_Given task:_
Print the listing in its entirety and exactly, leaving out images.

── Material to process ──

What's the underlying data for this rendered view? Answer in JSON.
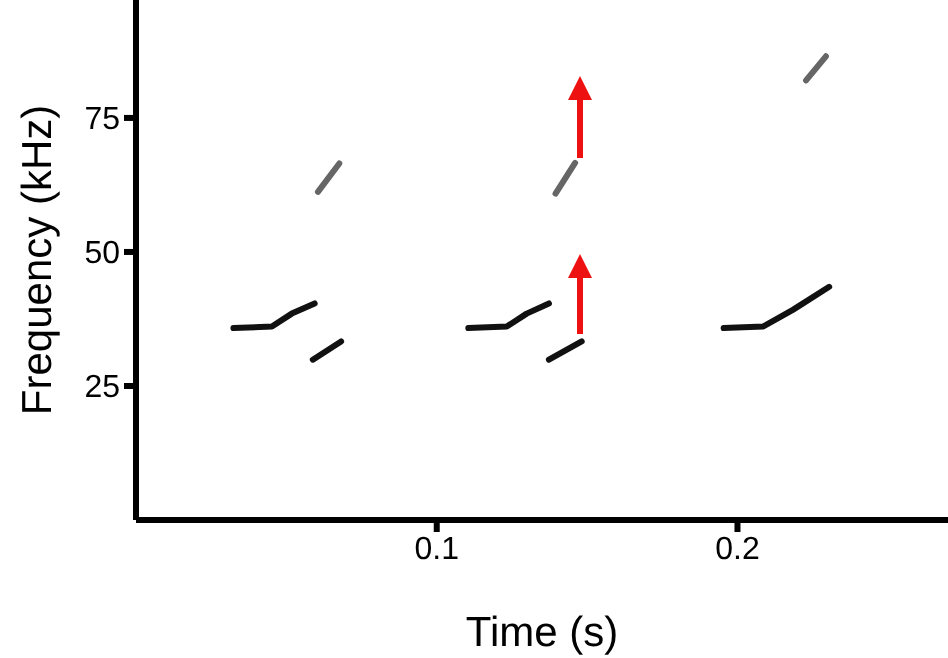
{
  "chart_data": {
    "type": "line",
    "xlabel": "Time (s)",
    "ylabel": "Frequency (kHz)",
    "xlim": [
      0,
      0.27
    ],
    "ylim": [
      0,
      97
    ],
    "xticks": [
      0.1,
      0.2
    ],
    "yticks": [
      25,
      50,
      75
    ],
    "grid": false,
    "marker": "none",
    "line_style": "solid",
    "series": [
      {
        "color": "#111111",
        "x": [
          0.0324,
          0.0452,
          0.0518,
          0.0594
        ],
        "values": [
          35.8,
          36.1,
          38.5,
          40.4
        ]
      },
      {
        "color": "#111111",
        "x": [
          0.0588,
          0.0682
        ],
        "values": [
          29.9,
          33.3
        ]
      },
      {
        "color": "#666666",
        "x": [
          0.0605,
          0.0676
        ],
        "values": [
          61.2,
          66.5
        ]
      },
      {
        "color": "#111111",
        "x": [
          0.1105,
          0.1233,
          0.1299,
          0.1373
        ],
        "values": [
          35.8,
          36.1,
          38.5,
          40.4
        ]
      },
      {
        "color": "#111111",
        "x": [
          0.1373,
          0.1482
        ],
        "values": [
          29.9,
          33.3
        ]
      },
      {
        "color": "#666666",
        "x": [
          0.1395,
          0.146
        ],
        "values": [
          60.9,
          66.6
        ]
      },
      {
        "color": "#111111",
        "x": [
          0.1954,
          0.2086,
          0.2184,
          0.2305
        ],
        "values": [
          35.8,
          36.1,
          39.2,
          43.5
        ]
      },
      {
        "color": "#666666",
        "x": [
          0.2228,
          0.2294
        ],
        "values": [
          82,
          86.5
        ]
      }
    ]
  }
}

───

_Result:_
What's the underlying data for this rendered view? Answer in JSON.
{
  "chart_data": {
    "type": "line",
    "xlabel": "Time (s)",
    "ylabel": "Frequency (kHz)",
    "xlim": [
      0,
      0.27
    ],
    "ylim": [
      0,
      97
    ],
    "xticks": [
      0.1,
      0.2
    ],
    "yticks": [
      25,
      50,
      75
    ],
    "grid": false,
    "marker": "none",
    "line_style": "solid",
    "series": [
      {
        "color": "#111111",
        "x": [
          0.0324,
          0.0452,
          0.0518,
          0.0594
        ],
        "values": [
          35.8,
          36.1,
          38.5,
          40.4
        ]
      },
      {
        "color": "#111111",
        "x": [
          0.0588,
          0.0682
        ],
        "values": [
          29.9,
          33.3
        ]
      },
      {
        "color": "#666666",
        "x": [
          0.0605,
          0.0676
        ],
        "values": [
          61.2,
          66.5
        ]
      },
      {
        "color": "#111111",
        "x": [
          0.1105,
          0.1233,
          0.1299,
          0.1373
        ],
        "values": [
          35.8,
          36.1,
          38.5,
          40.4
        ]
      },
      {
        "color": "#111111",
        "x": [
          0.1373,
          0.1482
        ],
        "values": [
          29.9,
          33.3
        ]
      },
      {
        "color": "#666666",
        "x": [
          0.1395,
          0.146
        ],
        "values": [
          60.9,
          66.6
        ]
      },
      {
        "color": "#111111",
        "x": [
          0.1954,
          0.2086,
          0.2184,
          0.2305
        ],
        "values": [
          35.8,
          36.1,
          39.2,
          43.5
        ]
      },
      {
        "color": "#666666",
        "x": [
          0.2228,
          0.2294
        ],
        "values": [
          82,
          86.5
        ]
      }
    ]
  }
}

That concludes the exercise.